Look through the data below. Pick out the lines holding the string "McLean".

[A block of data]
════════════════════
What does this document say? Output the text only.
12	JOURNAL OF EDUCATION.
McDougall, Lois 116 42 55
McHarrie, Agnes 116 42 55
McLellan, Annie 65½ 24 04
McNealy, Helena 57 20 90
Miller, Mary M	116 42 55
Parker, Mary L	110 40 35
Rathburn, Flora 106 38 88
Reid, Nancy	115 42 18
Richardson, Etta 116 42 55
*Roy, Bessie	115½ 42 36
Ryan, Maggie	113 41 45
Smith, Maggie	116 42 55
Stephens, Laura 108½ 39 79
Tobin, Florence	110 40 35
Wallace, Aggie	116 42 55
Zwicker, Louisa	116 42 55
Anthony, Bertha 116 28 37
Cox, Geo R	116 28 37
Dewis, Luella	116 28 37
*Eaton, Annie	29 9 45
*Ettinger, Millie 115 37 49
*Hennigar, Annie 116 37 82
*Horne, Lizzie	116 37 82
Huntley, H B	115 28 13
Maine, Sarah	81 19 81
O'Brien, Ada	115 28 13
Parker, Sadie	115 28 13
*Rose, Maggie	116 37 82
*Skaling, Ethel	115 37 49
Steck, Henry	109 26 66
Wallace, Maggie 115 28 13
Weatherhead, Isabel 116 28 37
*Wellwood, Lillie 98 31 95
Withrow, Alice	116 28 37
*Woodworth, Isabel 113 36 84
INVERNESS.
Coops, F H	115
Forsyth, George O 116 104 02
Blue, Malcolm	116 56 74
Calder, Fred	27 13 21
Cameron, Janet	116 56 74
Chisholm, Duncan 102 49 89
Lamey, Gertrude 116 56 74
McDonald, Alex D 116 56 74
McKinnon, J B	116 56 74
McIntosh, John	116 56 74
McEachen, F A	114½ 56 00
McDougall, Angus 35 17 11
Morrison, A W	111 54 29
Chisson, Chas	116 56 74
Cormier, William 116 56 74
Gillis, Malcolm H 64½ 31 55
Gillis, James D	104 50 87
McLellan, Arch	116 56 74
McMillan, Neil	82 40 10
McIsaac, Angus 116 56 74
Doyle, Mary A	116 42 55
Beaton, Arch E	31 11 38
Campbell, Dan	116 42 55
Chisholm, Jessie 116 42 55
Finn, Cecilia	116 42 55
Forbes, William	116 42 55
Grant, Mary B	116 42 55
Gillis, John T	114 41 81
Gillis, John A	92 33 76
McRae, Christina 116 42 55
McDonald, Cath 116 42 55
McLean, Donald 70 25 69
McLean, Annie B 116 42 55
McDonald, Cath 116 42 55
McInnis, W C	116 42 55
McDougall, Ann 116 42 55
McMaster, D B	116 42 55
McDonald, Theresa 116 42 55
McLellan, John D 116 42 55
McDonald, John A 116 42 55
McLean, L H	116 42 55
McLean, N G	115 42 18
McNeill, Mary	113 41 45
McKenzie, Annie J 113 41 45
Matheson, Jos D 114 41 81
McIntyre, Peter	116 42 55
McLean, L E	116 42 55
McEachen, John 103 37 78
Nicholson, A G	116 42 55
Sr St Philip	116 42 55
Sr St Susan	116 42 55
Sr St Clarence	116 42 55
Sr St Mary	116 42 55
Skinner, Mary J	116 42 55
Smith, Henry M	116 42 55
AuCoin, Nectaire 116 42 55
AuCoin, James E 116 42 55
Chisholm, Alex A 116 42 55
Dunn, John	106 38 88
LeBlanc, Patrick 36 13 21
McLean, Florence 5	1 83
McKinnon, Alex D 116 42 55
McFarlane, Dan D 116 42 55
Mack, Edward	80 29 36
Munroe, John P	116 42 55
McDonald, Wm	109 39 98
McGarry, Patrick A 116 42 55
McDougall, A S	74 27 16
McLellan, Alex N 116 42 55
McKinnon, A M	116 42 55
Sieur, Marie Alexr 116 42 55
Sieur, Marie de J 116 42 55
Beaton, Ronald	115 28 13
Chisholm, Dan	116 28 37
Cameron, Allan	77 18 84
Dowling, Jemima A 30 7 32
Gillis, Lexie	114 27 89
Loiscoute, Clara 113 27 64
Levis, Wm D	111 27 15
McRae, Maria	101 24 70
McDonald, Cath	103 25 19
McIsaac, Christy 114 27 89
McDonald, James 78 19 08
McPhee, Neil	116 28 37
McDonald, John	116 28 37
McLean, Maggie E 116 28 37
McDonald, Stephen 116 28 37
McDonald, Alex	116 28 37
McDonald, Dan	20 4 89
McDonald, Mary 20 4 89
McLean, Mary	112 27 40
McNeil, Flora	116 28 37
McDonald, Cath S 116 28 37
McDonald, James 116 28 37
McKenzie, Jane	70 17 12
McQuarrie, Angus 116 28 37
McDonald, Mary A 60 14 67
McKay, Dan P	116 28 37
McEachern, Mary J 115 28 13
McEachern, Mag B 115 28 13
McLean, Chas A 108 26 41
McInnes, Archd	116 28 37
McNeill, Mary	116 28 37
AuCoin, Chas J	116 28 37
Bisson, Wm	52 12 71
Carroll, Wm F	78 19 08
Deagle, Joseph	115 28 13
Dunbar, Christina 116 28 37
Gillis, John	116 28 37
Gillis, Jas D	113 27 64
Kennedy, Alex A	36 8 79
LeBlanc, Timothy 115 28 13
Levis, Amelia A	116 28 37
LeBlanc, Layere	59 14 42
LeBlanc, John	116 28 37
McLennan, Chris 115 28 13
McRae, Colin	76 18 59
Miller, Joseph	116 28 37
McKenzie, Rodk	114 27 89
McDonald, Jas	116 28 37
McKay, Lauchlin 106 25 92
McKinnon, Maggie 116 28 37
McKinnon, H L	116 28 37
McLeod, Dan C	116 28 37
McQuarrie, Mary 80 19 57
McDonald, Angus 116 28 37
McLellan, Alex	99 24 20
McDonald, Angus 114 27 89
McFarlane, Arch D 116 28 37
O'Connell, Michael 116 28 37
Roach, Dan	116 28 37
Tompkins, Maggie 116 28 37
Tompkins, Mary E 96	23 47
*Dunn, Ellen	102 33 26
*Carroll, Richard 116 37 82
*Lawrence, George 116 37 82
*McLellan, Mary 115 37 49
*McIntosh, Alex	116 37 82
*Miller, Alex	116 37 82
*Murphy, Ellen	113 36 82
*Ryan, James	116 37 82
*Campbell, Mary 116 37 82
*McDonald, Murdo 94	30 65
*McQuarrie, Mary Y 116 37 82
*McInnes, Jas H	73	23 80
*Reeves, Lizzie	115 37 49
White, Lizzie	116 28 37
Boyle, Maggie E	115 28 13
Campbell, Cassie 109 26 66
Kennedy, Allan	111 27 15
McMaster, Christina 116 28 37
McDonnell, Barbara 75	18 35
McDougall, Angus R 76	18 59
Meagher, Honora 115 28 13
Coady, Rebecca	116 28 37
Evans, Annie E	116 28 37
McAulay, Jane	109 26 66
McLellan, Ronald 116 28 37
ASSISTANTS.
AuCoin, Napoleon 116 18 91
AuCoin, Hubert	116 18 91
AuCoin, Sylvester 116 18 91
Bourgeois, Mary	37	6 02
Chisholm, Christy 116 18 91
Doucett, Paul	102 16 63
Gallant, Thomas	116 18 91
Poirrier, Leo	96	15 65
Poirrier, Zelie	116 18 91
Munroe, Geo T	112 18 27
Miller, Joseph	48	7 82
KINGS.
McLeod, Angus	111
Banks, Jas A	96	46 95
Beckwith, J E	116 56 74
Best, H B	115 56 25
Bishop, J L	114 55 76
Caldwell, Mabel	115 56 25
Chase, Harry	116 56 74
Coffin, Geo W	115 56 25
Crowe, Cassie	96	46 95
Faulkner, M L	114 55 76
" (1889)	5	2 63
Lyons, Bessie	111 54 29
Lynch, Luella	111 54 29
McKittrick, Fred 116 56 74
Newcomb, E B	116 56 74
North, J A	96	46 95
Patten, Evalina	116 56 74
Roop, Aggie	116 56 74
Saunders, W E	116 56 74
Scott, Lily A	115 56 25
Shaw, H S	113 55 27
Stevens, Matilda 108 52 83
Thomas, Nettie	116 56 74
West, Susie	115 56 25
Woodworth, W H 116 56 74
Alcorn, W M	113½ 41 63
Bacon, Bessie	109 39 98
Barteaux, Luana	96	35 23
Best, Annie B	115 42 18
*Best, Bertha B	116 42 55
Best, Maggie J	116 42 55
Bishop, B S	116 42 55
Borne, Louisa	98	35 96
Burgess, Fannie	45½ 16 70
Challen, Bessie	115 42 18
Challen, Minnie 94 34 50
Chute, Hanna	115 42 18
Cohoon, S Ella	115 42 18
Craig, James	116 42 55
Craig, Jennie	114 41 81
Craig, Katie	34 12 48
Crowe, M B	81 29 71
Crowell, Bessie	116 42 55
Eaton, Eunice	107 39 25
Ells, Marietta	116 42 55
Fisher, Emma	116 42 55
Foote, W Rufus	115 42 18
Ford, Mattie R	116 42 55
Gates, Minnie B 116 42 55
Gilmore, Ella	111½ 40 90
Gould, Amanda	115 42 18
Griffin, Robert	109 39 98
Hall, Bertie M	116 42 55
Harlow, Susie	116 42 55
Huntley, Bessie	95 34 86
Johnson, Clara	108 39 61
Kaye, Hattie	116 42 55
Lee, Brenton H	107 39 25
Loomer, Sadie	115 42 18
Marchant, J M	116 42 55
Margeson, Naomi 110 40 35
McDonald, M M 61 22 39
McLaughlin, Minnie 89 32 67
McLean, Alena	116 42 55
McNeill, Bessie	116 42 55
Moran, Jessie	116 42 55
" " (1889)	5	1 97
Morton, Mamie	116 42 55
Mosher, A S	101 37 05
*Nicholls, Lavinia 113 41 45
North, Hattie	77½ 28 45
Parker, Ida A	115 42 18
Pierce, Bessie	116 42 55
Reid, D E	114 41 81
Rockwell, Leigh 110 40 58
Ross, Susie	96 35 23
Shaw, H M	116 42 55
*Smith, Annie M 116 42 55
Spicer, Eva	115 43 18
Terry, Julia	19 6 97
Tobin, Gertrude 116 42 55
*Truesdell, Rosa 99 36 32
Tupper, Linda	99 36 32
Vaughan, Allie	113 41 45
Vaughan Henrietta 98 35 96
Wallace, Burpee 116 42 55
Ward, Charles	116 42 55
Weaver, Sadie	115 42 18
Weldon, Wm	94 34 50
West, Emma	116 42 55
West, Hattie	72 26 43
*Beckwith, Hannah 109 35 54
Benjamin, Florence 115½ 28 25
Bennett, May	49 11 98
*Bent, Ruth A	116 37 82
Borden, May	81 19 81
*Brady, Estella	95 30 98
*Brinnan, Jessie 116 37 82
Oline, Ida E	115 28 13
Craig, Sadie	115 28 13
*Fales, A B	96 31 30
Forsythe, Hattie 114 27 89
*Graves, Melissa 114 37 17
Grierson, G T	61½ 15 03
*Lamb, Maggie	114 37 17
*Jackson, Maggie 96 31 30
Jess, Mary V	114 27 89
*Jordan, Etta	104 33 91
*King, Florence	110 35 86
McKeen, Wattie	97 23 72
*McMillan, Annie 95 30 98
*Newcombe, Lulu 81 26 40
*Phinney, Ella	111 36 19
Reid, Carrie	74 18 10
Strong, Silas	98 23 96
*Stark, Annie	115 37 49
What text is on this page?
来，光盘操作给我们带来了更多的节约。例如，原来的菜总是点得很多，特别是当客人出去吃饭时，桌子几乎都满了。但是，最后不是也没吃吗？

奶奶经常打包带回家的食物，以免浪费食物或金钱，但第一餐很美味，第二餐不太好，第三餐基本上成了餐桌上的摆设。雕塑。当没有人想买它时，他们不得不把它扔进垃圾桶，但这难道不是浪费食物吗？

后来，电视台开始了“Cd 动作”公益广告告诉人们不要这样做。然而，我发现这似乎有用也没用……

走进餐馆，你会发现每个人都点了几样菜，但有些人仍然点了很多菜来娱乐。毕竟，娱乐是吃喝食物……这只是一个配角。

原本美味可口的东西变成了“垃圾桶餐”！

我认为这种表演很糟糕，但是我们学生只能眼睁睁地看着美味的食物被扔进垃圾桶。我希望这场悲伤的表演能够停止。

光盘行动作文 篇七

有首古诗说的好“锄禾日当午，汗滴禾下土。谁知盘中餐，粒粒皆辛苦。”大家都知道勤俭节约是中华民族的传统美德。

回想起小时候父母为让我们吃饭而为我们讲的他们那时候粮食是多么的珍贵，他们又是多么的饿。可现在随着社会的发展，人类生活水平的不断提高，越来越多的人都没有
════════════════════
TASK OUTPUT:
McLean, Donald 70 25 69
McLean, Annie B 116 42 55
McLean, L H	116 42 55
McLean, N G	115 42 18
McLean, L E	116 42 55
McLean, Florence 5	1 83
McLean, Maggie E 116 28 37
McLean, Mary	112 27 40
McLean, Chas A 108 26 41
McLean, Alena	116 42 55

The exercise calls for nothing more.